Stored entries
* * * * * * *

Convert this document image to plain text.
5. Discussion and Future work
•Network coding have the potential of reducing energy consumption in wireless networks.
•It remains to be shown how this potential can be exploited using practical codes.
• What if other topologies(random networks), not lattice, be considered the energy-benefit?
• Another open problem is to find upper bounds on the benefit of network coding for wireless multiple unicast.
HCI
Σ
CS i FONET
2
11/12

* * * * * * *

Set problem> All of the entries need to be reproduced exactly; please write them out.

Response for this exercise>
Convert this document image to plain text.
5. Discussion and Future work
•Network coding have the potential of reducing energy consumption in wireless networks.
•It remains to be shown how this potential can be exploited using practical codes.
• What if other topologies(random networks), not lattice, be considered the energy-benefit?
• Another open problem is to find upper bounds on the benefit of network coding for wireless multiple unicast.
HCI
Σ
CS i FONET
2
11/12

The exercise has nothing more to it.